◆ PROMPT: Identify each line below that contains the word "content", and copy it out.

◆ EXTRACTED INFORMATION:

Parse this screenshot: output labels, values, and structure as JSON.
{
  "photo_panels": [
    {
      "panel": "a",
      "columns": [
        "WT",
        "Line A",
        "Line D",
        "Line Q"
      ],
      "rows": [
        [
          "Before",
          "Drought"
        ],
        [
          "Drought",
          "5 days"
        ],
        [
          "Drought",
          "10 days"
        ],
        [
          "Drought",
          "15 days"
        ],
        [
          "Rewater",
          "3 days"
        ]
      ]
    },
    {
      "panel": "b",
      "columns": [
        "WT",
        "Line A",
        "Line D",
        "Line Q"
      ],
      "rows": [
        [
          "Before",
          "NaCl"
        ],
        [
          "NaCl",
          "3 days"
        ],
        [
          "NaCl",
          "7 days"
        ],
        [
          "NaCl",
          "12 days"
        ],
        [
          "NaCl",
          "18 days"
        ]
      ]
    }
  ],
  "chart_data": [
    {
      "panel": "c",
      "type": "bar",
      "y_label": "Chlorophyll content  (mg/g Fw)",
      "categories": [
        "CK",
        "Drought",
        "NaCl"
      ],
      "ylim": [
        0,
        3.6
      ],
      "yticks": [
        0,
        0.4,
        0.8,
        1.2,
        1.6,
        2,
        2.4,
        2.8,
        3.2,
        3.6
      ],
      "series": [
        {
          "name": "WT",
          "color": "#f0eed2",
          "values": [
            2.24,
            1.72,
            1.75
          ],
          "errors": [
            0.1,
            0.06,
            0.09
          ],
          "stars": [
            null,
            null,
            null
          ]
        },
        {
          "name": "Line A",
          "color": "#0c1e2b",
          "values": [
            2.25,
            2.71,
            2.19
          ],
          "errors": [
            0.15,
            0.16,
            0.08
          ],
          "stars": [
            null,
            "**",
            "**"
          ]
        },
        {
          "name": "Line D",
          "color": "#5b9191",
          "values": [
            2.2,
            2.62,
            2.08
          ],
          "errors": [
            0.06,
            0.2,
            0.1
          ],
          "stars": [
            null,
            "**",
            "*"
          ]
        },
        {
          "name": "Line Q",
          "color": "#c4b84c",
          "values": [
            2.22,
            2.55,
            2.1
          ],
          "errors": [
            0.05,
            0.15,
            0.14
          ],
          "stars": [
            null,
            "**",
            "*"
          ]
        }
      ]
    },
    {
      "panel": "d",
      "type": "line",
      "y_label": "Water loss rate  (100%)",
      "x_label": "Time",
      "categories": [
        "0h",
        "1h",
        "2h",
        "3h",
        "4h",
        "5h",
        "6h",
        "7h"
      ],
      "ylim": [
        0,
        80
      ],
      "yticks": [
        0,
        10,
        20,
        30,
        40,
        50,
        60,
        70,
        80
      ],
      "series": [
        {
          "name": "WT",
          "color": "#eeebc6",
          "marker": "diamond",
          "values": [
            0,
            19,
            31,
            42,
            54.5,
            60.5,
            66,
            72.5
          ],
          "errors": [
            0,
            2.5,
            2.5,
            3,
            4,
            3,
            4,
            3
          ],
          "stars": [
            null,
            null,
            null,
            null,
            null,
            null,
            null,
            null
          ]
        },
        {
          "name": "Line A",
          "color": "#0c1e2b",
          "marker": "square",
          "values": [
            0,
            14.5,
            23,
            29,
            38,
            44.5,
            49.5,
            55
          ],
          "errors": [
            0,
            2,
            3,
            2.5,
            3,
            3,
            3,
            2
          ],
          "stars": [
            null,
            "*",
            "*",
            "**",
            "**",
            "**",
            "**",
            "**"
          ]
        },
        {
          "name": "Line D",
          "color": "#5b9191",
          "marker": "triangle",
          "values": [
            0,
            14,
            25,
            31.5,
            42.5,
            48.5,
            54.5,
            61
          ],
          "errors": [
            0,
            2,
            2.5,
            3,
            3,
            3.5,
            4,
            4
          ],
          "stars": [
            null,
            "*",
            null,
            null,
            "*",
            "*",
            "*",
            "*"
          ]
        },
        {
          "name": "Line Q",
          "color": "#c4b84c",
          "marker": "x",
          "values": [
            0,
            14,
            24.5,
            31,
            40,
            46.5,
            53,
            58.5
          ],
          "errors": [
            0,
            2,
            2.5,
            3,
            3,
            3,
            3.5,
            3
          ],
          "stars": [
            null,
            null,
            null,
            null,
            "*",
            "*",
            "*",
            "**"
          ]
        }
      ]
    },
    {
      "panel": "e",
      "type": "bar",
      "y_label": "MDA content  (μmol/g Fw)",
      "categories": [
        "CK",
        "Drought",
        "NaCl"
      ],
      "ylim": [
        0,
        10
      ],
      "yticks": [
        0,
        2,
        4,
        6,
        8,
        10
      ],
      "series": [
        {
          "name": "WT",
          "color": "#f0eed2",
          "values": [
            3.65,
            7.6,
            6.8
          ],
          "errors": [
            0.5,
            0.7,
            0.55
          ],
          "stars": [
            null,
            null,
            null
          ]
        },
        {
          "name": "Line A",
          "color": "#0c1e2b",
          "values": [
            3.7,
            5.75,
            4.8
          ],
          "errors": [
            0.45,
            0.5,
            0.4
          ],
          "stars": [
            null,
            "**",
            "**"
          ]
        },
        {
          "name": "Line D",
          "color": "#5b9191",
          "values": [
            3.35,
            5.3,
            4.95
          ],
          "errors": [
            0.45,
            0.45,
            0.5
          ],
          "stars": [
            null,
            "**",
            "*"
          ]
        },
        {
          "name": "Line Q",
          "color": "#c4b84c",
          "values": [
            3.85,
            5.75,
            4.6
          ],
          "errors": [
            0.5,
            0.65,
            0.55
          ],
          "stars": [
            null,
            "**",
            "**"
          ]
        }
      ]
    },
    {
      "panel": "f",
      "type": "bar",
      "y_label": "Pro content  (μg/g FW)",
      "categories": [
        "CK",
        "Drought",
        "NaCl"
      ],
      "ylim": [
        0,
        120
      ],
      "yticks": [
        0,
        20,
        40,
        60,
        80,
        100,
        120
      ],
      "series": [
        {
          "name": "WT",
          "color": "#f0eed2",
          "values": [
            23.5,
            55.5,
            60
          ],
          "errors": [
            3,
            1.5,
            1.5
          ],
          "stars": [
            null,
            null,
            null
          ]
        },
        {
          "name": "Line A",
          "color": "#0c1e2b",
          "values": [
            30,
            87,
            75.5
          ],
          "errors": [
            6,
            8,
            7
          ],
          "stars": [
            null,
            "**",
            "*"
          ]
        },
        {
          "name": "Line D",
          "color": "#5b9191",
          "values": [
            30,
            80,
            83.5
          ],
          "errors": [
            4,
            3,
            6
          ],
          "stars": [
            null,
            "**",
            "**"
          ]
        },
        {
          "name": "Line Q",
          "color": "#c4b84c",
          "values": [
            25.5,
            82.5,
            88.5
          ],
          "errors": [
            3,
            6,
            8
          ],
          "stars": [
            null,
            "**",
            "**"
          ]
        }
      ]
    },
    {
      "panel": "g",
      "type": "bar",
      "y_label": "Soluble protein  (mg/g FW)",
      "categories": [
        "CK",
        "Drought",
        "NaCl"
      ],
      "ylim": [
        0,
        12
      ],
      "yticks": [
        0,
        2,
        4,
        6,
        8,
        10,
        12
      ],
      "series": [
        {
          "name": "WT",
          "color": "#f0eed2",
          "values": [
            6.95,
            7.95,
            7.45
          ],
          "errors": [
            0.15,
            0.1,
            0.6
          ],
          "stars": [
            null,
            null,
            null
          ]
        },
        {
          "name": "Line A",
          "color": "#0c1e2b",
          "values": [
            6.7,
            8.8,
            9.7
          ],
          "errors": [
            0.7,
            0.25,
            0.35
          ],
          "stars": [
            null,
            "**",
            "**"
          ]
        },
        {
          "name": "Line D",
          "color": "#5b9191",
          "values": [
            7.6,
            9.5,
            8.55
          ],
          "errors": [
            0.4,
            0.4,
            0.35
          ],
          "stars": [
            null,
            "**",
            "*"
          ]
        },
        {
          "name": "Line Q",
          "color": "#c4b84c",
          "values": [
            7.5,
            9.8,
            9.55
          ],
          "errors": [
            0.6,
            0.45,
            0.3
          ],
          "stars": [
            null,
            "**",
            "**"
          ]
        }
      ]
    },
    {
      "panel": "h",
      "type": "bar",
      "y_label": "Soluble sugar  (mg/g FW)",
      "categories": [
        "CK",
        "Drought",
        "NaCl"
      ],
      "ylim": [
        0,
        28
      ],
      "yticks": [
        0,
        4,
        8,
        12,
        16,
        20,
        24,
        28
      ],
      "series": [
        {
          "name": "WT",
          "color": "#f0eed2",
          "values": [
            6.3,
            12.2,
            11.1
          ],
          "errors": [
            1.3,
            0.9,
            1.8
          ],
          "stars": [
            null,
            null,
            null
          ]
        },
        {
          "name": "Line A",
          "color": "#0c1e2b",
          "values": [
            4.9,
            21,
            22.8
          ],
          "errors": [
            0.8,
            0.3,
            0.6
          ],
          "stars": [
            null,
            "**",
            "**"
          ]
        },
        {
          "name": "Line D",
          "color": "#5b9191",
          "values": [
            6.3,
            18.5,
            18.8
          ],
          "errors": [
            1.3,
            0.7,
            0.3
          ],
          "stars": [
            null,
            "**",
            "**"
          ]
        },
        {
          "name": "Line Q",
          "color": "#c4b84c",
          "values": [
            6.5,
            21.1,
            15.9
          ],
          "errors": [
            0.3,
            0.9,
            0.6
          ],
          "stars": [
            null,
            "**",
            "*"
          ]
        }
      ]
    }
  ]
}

◆ RESPONSE BELOW:
      "y_label": "Chlorophyll content  (mg/g Fw)",
      "y_label": "MDA content  (μmol/g Fw)",
      "y_label": "Pro content  (μg/g FW)",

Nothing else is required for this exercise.